- **What needs to be done**:
Exactly repeat all the records below, omitting the images they hold.

- **Input for this task**:
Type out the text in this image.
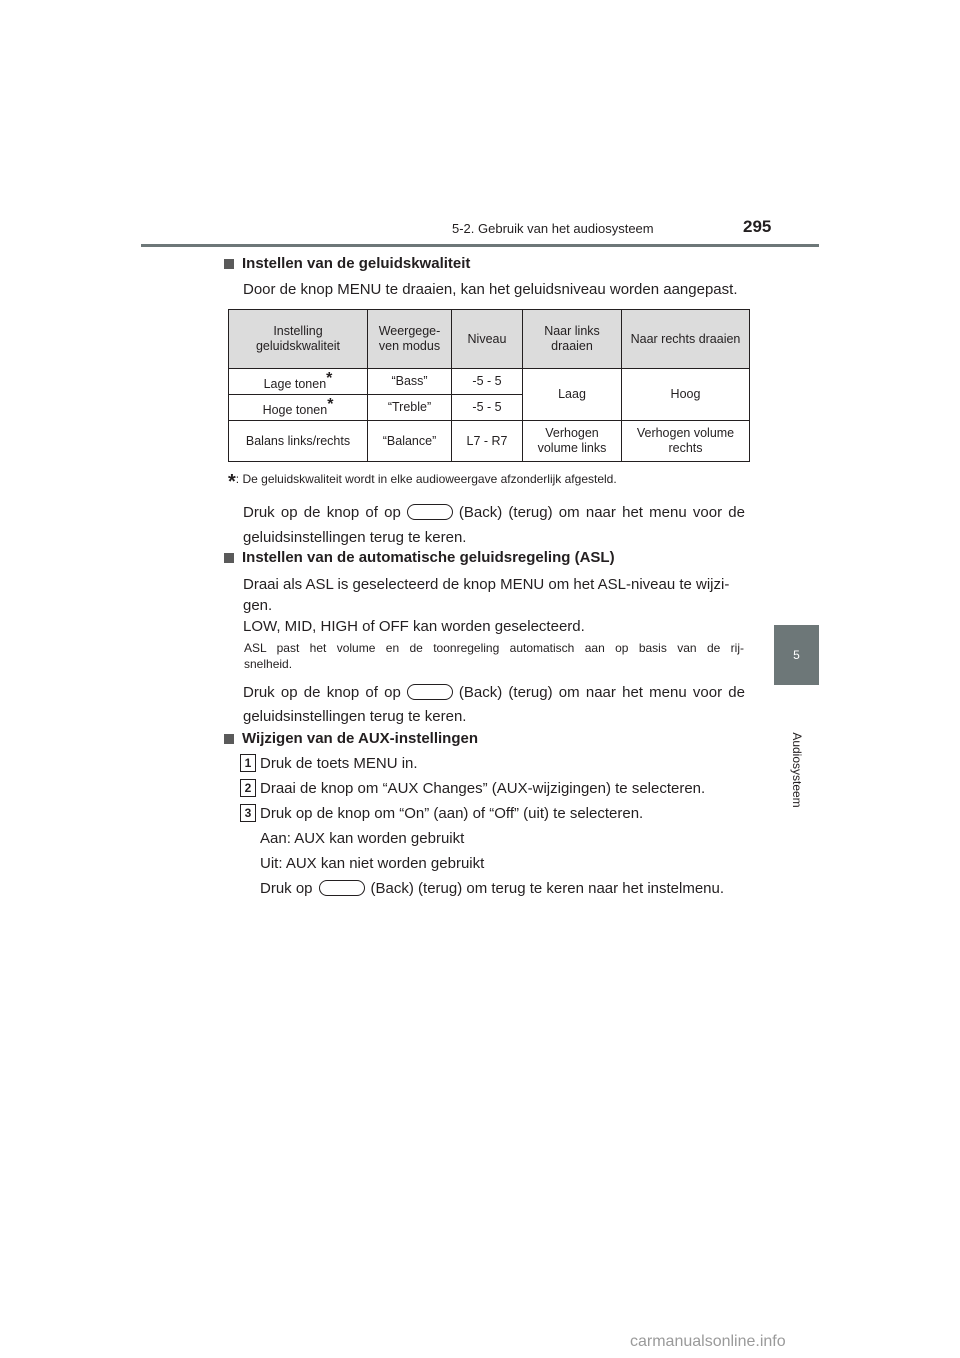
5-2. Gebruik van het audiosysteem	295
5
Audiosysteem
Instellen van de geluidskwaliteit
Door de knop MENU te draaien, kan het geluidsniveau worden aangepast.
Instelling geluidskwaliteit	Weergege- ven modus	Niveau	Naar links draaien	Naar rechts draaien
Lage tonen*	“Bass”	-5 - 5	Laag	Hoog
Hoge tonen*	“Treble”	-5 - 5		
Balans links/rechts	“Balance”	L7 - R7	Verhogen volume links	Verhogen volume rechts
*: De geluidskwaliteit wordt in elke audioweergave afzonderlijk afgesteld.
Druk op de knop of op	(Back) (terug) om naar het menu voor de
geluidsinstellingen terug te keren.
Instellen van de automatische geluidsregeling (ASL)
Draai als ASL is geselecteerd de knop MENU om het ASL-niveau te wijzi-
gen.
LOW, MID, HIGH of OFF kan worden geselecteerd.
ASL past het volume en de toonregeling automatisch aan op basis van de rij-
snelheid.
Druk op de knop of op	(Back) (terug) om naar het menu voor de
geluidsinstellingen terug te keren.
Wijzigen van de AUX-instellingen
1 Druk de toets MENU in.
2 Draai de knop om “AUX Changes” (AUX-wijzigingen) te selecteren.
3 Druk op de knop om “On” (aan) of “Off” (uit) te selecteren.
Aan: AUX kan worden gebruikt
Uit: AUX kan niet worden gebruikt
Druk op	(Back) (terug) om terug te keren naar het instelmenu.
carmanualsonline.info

- **The result**:
Type out the text in this image.
5-2. Gebruik van het audiosysteem	295
5
Audiosysteem
Instellen van de geluidskwaliteit
Door de knop MENU te draaien, kan het geluidsniveau worden aangepast.
Instelling geluidskwaliteit	Weergege- ven modus	Niveau	Naar links draaien	Naar rechts draaien
Lage tonen*	“Bass”	-5 - 5	Laag	Hoog
Hoge tonen*	“Treble”	-5 - 5		
Balans links/rechts	“Balance”	L7 - R7	Verhogen volume links	Verhogen volume rechts
*: De geluidskwaliteit wordt in elke audioweergave afzonderlijk afgesteld.
Druk op de knop of op	(Back) (terug) om naar het menu voor de
geluidsinstellingen terug te keren.
Instellen van de automatische geluidsregeling (ASL)
Draai als ASL is geselecteerd de knop MENU om het ASL-niveau te wijzi-
gen.
LOW, MID, HIGH of OFF kan worden geselecteerd.
ASL past het volume en de toonregeling automatisch aan op basis van de rij-
snelheid.
Druk op de knop of op	(Back) (terug) om naar het menu voor de
geluidsinstellingen terug te keren.
Wijzigen van de AUX-instellingen
1 Druk de toets MENU in.
2 Draai de knop om “AUX Changes” (AUX-wijzigingen) te selecteren.
3 Druk op de knop om “On” (aan) of “Off” (uit) te selecteren.
Aan: AUX kan worden gebruikt
Uit: AUX kan niet worden gebruikt
Druk op	(Back) (terug) om terug te keren naar het instelmenu.
carmanualsonline.info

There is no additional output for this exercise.